--- EXERCISE PROMPT ---
Each record needs to be echoed exactly; can you do that?

--- SUPPLIED RECORDS ---
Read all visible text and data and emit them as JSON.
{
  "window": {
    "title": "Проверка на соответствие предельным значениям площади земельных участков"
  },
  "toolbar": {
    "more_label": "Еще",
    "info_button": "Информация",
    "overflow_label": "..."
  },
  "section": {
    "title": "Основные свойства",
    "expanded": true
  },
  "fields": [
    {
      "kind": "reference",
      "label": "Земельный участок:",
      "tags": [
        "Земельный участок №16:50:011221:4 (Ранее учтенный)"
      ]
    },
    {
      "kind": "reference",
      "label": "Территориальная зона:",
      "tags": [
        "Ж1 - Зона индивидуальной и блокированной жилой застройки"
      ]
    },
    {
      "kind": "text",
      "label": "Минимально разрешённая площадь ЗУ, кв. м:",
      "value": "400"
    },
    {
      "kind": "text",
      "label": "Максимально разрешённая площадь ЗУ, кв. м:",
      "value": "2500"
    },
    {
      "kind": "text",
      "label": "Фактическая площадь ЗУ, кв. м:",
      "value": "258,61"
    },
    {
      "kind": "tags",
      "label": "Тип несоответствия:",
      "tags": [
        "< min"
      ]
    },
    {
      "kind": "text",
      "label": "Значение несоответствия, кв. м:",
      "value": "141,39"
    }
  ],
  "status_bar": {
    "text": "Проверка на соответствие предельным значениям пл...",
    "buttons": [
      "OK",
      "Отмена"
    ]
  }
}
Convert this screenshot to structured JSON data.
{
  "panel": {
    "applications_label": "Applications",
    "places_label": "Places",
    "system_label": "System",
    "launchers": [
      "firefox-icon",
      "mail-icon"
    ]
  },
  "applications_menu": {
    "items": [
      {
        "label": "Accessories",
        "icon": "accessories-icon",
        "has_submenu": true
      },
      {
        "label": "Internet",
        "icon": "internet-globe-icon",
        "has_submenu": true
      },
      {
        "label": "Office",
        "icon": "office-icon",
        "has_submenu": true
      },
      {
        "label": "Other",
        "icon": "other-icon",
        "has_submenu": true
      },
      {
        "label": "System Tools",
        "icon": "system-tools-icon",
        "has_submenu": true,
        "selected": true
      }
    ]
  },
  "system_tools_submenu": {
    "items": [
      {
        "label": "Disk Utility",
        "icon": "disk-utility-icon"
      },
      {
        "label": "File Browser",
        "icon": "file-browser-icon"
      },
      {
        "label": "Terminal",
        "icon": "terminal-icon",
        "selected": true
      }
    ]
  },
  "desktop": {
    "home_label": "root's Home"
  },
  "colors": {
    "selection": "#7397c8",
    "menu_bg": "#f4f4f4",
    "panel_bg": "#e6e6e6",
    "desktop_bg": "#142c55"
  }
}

--- OUTPUT ---
Read all visible text and data and emit them as JSON.
{
  "window": {
    "title": "Проверка на соответствие предельным значениям площади земельных участков"
  },
  "toolbar": {
    "more_label": "Еще",
    "info_button": "Информация",
    "overflow_label": "..."
  },
  "section": {
    "title": "Основные свойства",
    "expanded": true
  },
  "fields": [
    {
      "kind": "reference",
      "label": "Земельный участок:",
      "tags": [
        "Земельный участок №16:50:011221:4 (Ранее учтенный)"
      ]
    },
    {
      "kind": "reference",
      "label": "Территориальная зона:",
      "tags": [
        "Ж1 - Зона индивидуальной и блокированной жилой застройки"
      ]
    },
    {
      "kind": "text",
      "label": "Минимально разрешённая площадь ЗУ, кв. м:",
      "value": "400"
    },
    {
      "kind": "text",
      "label": "Максимально разрешённая площадь ЗУ, кв. м:",
      "value": "2500"
    },
    {
      "kind": "text",
      "label": "Фактическая площадь ЗУ, кв. м:",
      "value": "258,61"
    },
    {
      "kind": "tags",
      "label": "Тип несоответствия:",
      "tags": [
        "< min"
      ]
    },
    {
      "kind": "text",
      "label": "Значение несоответствия, кв. м:",
      "value": "141,39"
    }
  ],
  "status_bar": {
    "text": "Проверка на соответствие предельным значениям пл...",
    "buttons": [
      "OK",
      "Отмена"
    ]
  }
}
Convert this screenshot to structured JSON data.
{
  "panel": {
    "applications_label": "Applications",
    "places_label": "Places",
    "system_label": "System",
    "launchers": [
      "firefox-icon",
      "mail-icon"
    ]
  },
  "applications_menu": {
    "items": [
      {
        "label": "Accessories",
        "icon": "accessories-icon",
        "has_submenu": true
      },
      {
        "label": "Internet",
        "icon": "internet-globe-icon",
        "has_submenu": true
      },
      {
        "label": "Office",
        "icon": "office-icon",
        "has_submenu": true
      },
      {
        "label": "Other",
        "icon": "other-icon",
        "has_submenu": true
      },
      {
        "label": "System Tools",
        "icon": "system-tools-icon",
        "has_submenu": true,
        "selected": true
      }
    ]
  },
  "system_tools_submenu": {
    "items": [
      {
        "label": "Disk Utility",
        "icon": "disk-utility-icon"
      },
      {
        "label": "File Browser",
        "icon": "file-browser-icon"
      },
      {
        "label": "Terminal",
        "icon": "terminal-icon",
        "selected": true
      }
    ]
  },
  "desktop": {
    "home_label": "root's Home"
  },
  "colors": {
    "selection": "#7397c8",
    "menu_bg": "#f4f4f4",
    "panel_bg": "#e6e6e6",
    "desktop_bg": "#142c55"
  }
}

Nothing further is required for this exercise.